*Texte fourni*.
________

Grâce à Dieu. On est une famille de huit enfants, et on a toujours reçu une bonne éducation : trois sont ingénieurs, et moi je suis le seul à n’avoir que le niveau de l’école primaire. Mais aujourd’hui, je suis fier d’être le type qui n’a pas étudié, mais qui est le plus connu de la famille dans le monde entier [rires]. Mais attention : si je pouvais revenir en arrière, comme chantait Mourão, j’aurais étudié.

Qu’auriez-vous aimé étudier ?
J’aurais pu devenir ingénieur, ou médecin. Mais je suis né avec ce don, et il fallait que je l’exploite.
Et comment êtes-vous arrivé au Portugal ? Le Sporting voulait…
[il interrompt] Le Sporting ne voulait rien du tout, c’est complètement faux !
Ce n’est pas ce que raconte l’histoire…
J’ai signé un contrat avec Benfica, je n’ai rien signé avec le Sporting. Tout ça, ce sont des mensonges !
Ils ont parlé avec votre mère ou pas ?
Ils n’ont jamais parlé avec ma mère. Celui qui a versé 250 contos à ma mère et à mon grand frère, c’est le Sport Lisboa e Benfica, par l’intermédiaire de leur représentant là-bas au Mozambique. Le Sporting, le FC Porto et le Belenenses avaient aussi leurs propres représentants.
Et qui vous a découvert ?
Personne ne m’a découvert, personne ne m’a découvert moi !
Mais on raconte que Béla Guttmann vous a repéré après avoir entendu un Brésilien, José Bauer…
Oh, ça, ce n’est pas une découverte. Je jouais déjà dans mon quartier depuis l’âge de 9 ans, personne ne m’a découvert ! Quand Bauer est venu au Mozambique pour voir quelques matchs, il n’a fait que confirmer ce que certains savaient déjà : qu’il y avait là un bon gamin. Il a dit à Béla Guttmann : « Il est fantastique, mister, mais nous, à São Paulo, on n’a pas les moyens. » C’est là que Béla Guttmann a poussé le Benfica à venir me chercher. À l’époque, Gastão Silva, directeur du département football, a aussitôt contacté le représentant du Benfica au Mozambique. J’avais 16 ou 17 ans, et je jouais déjà en première catégorie, pour le Sporting. Et pourquoi je jouais pour le Sporting là-bas ? À cause de ma mère ! Ma mère ne comprenait rien au football !

Donc si vous avez joué au Sporting de Lourenço Marques, c’est la faute de votre mère ?

________

*Liste extraite*.
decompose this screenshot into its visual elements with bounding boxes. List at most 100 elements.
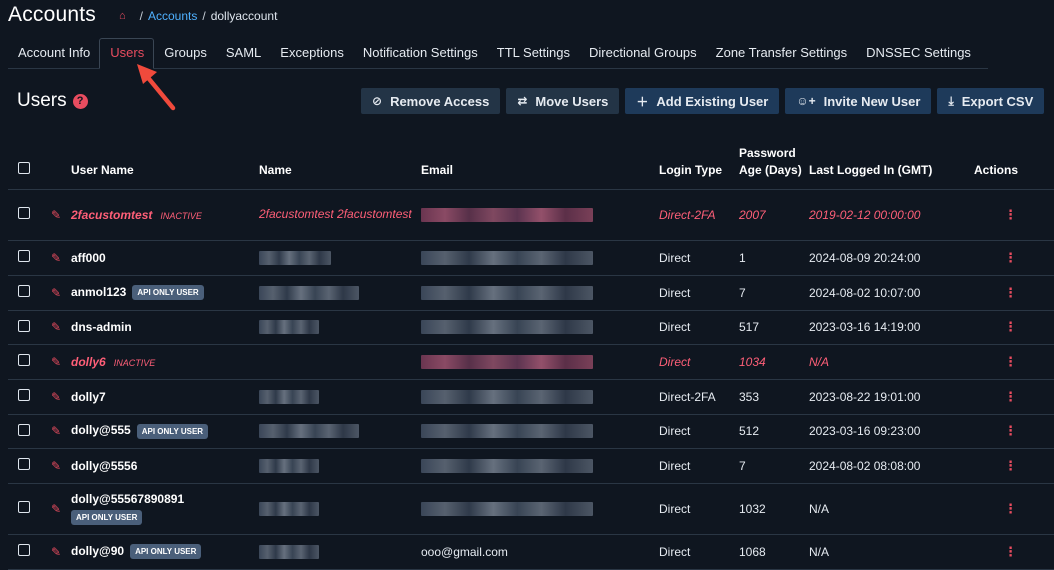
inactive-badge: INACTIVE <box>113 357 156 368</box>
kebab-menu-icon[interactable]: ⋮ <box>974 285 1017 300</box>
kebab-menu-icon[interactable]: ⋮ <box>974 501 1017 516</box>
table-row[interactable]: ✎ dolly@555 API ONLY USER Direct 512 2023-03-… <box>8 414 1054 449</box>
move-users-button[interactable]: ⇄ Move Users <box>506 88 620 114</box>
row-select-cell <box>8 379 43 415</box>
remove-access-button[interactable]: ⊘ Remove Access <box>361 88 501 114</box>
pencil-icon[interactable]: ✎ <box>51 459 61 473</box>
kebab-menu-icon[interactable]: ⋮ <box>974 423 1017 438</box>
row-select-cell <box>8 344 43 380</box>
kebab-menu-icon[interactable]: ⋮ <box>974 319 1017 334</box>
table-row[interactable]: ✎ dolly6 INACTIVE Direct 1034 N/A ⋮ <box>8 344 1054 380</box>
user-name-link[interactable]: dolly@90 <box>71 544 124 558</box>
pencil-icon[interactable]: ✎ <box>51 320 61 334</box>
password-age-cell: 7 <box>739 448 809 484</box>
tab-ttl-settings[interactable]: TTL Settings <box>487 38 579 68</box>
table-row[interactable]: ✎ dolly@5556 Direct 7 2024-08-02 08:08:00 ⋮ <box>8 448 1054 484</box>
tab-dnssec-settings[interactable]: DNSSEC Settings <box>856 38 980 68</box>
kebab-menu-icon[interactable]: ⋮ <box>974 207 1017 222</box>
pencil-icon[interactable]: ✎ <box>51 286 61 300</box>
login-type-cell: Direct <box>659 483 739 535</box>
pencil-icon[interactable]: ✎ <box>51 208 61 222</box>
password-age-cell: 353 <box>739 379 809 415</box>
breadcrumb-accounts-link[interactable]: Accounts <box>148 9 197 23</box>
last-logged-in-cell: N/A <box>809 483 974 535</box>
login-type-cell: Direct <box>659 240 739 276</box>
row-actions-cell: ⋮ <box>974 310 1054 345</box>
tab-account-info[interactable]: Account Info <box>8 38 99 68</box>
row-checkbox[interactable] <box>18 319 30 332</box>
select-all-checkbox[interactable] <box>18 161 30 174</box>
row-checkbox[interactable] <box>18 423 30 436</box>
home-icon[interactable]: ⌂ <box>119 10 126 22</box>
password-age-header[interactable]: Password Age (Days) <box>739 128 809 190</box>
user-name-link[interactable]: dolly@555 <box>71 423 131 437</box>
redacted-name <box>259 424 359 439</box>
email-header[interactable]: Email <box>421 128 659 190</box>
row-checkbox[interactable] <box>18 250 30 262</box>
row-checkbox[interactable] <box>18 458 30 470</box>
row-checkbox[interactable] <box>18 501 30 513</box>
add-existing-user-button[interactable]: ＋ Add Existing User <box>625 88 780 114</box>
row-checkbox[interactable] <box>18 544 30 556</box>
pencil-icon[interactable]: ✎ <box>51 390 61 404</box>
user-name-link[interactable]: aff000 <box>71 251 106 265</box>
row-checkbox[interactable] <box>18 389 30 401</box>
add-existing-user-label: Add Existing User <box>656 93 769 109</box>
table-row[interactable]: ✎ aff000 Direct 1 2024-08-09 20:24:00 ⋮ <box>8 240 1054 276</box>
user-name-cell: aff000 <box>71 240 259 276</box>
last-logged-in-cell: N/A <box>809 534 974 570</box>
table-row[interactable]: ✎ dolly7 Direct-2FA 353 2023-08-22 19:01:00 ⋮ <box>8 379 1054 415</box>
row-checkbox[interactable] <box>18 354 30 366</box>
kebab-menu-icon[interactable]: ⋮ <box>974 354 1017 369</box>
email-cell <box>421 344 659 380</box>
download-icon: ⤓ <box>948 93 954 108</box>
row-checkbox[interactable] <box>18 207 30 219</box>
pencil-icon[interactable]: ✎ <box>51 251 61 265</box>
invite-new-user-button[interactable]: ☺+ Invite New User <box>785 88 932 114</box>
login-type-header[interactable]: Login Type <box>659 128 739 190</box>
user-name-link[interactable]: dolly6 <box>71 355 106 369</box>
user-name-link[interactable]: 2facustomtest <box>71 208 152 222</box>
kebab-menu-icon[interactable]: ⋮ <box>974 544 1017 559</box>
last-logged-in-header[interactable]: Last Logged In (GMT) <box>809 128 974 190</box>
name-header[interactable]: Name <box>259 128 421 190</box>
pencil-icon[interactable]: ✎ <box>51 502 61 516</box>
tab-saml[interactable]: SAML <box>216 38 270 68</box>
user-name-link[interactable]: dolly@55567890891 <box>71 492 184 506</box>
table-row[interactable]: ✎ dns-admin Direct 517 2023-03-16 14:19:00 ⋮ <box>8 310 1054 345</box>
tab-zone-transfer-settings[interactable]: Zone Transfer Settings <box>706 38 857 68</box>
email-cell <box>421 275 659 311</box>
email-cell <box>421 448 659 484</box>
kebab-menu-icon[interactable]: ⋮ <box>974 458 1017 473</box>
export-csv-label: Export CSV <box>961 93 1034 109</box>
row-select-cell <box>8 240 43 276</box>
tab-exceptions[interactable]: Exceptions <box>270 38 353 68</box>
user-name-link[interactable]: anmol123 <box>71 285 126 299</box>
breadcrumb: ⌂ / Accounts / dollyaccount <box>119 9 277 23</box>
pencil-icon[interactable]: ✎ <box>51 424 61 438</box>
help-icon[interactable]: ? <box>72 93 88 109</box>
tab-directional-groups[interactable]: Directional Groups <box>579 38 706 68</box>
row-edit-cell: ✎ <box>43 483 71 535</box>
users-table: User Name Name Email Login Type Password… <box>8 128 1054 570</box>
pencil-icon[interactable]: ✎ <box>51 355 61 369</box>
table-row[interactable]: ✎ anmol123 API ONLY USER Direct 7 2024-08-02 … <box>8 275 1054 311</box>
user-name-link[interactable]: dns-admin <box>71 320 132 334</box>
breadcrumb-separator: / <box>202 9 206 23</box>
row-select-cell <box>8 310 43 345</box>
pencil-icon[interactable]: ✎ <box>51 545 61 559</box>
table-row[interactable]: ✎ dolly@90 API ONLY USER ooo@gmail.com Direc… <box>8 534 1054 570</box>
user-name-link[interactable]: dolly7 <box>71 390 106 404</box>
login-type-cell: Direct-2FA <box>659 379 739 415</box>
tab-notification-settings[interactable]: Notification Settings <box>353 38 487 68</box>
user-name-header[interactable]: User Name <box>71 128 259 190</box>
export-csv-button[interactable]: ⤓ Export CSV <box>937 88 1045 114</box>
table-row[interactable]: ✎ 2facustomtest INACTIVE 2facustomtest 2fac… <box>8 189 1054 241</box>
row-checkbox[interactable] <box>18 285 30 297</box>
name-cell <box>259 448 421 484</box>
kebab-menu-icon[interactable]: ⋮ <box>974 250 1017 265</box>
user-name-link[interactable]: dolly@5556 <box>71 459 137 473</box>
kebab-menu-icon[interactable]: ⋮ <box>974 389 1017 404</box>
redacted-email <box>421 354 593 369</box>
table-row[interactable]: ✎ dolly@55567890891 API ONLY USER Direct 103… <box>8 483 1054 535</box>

________

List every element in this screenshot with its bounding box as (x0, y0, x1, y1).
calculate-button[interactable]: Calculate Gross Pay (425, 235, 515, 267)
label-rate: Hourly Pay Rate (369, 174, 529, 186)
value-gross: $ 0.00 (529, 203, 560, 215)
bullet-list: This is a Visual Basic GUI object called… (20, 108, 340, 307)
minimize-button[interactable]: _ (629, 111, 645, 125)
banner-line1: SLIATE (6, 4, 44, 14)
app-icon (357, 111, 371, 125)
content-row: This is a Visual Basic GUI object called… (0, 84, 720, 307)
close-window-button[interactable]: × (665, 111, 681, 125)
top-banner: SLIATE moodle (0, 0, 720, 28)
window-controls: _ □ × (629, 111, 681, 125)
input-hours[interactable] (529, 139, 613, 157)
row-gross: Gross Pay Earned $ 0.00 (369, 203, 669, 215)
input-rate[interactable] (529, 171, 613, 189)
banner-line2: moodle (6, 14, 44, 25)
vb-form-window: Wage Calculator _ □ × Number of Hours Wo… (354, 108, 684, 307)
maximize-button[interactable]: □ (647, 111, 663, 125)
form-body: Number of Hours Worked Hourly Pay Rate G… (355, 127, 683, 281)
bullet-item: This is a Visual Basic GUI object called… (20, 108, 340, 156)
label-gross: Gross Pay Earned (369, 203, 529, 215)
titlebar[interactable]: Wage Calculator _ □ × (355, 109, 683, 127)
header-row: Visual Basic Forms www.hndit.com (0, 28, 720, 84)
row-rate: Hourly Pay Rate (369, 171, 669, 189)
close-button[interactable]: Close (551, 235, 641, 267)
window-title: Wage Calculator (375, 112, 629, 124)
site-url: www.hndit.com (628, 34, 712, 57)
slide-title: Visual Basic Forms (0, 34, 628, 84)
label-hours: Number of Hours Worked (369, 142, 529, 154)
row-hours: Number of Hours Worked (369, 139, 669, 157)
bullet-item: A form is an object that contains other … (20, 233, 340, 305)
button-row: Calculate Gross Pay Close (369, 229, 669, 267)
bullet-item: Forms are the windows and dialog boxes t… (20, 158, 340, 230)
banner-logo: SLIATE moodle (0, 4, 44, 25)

________

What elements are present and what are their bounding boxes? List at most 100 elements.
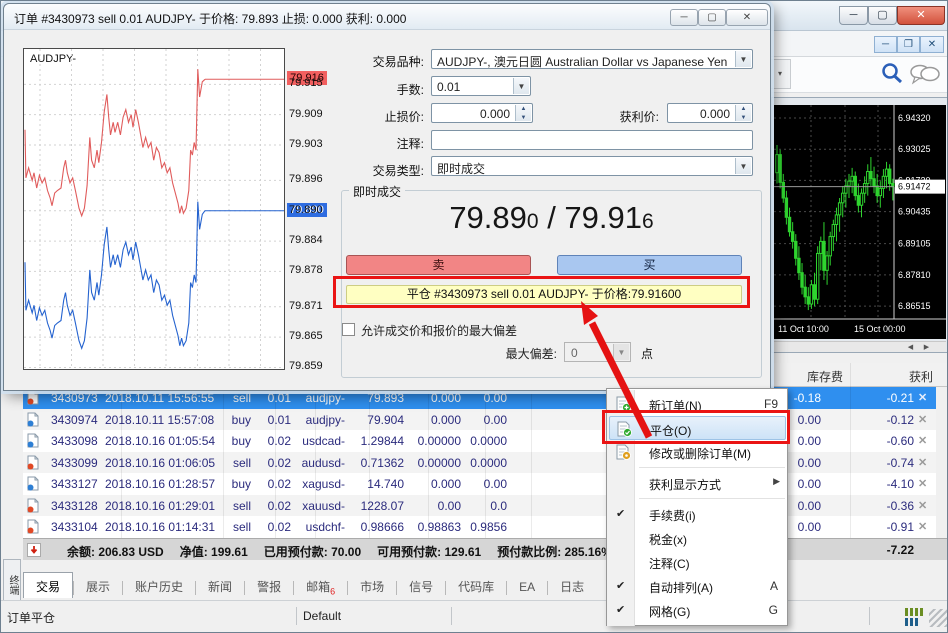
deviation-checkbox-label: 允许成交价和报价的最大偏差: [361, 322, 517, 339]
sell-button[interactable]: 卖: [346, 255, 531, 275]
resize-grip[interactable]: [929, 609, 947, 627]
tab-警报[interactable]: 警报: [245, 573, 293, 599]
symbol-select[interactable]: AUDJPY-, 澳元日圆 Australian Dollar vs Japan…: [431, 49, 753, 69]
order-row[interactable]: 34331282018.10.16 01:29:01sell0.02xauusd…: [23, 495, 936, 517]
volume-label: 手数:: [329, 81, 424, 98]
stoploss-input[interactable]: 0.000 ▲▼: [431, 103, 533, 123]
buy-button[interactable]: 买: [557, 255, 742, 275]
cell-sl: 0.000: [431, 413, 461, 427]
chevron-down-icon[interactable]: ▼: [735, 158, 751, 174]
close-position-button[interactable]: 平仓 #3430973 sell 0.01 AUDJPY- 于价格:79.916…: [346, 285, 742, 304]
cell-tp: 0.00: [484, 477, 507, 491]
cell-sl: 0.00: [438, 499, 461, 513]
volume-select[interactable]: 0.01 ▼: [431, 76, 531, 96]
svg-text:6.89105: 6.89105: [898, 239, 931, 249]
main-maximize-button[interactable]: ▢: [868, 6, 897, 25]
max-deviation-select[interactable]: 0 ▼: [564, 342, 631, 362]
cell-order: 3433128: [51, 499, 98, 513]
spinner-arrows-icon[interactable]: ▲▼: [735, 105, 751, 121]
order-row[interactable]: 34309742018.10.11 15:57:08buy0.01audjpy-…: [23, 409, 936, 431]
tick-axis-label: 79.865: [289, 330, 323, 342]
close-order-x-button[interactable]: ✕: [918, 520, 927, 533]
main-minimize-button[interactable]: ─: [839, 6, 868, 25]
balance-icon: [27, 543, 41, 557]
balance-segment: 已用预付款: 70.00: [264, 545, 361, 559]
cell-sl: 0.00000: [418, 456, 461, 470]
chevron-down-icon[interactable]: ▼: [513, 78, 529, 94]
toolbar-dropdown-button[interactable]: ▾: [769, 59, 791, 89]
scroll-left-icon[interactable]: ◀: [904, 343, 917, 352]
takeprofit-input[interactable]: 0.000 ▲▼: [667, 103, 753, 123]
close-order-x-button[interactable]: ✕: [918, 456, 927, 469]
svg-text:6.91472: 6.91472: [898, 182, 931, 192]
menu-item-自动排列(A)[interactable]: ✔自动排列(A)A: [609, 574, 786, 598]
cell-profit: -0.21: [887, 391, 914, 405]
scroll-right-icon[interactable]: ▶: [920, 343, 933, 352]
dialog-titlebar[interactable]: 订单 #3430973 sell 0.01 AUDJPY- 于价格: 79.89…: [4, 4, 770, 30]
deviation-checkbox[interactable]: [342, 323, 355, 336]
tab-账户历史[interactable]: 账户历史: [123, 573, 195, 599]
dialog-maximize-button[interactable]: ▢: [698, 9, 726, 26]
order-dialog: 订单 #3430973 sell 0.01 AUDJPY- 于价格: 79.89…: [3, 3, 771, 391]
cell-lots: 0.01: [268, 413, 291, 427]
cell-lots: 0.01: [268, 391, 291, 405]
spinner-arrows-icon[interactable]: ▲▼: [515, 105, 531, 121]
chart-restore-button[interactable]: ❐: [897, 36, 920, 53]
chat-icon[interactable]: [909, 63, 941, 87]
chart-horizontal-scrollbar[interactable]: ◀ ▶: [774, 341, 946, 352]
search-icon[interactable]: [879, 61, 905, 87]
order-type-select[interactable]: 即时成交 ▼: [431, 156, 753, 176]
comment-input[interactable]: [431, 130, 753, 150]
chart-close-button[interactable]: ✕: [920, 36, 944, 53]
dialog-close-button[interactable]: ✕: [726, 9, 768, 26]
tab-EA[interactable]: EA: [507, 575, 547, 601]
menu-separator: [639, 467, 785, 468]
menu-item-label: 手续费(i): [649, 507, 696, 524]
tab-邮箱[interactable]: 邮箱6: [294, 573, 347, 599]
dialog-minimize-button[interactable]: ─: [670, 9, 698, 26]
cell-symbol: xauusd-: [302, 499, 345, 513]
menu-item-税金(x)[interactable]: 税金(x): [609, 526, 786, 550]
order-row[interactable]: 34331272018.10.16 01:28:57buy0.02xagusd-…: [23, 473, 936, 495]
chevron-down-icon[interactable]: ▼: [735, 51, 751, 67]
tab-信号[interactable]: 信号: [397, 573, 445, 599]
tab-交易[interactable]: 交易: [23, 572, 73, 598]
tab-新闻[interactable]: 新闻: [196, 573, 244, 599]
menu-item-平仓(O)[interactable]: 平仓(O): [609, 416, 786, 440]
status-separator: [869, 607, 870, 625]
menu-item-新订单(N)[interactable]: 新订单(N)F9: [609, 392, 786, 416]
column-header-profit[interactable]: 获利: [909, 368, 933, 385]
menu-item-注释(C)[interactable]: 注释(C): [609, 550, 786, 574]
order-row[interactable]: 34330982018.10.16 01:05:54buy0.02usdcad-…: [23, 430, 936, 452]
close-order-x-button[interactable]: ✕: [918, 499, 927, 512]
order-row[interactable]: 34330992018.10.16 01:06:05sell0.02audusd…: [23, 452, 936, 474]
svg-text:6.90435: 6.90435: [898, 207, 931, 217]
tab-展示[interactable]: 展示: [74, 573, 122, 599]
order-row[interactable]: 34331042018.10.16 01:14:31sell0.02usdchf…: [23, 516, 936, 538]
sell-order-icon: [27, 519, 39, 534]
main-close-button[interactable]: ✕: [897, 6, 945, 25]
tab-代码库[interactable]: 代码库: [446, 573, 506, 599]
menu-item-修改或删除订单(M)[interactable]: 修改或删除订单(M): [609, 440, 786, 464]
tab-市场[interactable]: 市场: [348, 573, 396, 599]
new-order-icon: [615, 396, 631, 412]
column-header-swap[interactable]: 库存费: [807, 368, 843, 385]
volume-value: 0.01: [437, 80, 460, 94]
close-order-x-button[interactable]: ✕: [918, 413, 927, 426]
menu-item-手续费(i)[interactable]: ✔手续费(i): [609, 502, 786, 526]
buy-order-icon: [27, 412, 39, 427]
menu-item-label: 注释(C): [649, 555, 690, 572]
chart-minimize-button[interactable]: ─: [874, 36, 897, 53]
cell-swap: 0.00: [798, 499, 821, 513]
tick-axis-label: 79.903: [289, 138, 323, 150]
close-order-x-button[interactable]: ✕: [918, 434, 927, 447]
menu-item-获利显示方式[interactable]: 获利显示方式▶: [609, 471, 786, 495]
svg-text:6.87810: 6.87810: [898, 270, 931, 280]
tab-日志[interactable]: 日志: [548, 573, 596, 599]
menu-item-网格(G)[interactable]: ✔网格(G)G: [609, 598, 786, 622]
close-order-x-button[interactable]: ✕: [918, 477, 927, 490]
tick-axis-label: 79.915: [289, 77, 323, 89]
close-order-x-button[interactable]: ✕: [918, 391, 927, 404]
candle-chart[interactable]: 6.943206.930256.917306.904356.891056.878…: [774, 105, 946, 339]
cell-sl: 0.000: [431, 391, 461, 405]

________

*Consigne A*. D'après l'entretien, quel club a versé 250 contos à la mère et au grand frère ?
*Consigne B*. Dans la liste, recopiez telles quelles les lignes qui vont de celle contenant « inactive-badge: INACTIVE <box>113 » jusqu'à celle contenant « pencil-icon[interactable]: ✎ <box>51 459 », cette dernière comprise.

*Réponse complète A*. Le Sport Lisboa e Benfica, par l'intermédiaire de son représentant au Mozambique.

*Réponse complète B*.
inactive-badge: INACTIVE <box>113 357 156 368</box>
kebab-menu-icon[interactable]: ⋮ <box>974 285 1017 300</box>
kebab-menu-icon[interactable]: ⋮ <box>974 501 1017 516</box>
table-row[interactable]: ✎ dolly@555 API ONLY USER Direct 512 2023-03-… <box>8 414 1054 449</box>
move-users-button[interactable]: ⇄ Move Users <box>506 88 620 114</box>
row-select-cell <box>8 379 43 415</box>
remove-access-button[interactable]: ⊘ Remove Access <box>361 88 501 114</box>
pencil-icon[interactable]: ✎ <box>51 459 61 473</box>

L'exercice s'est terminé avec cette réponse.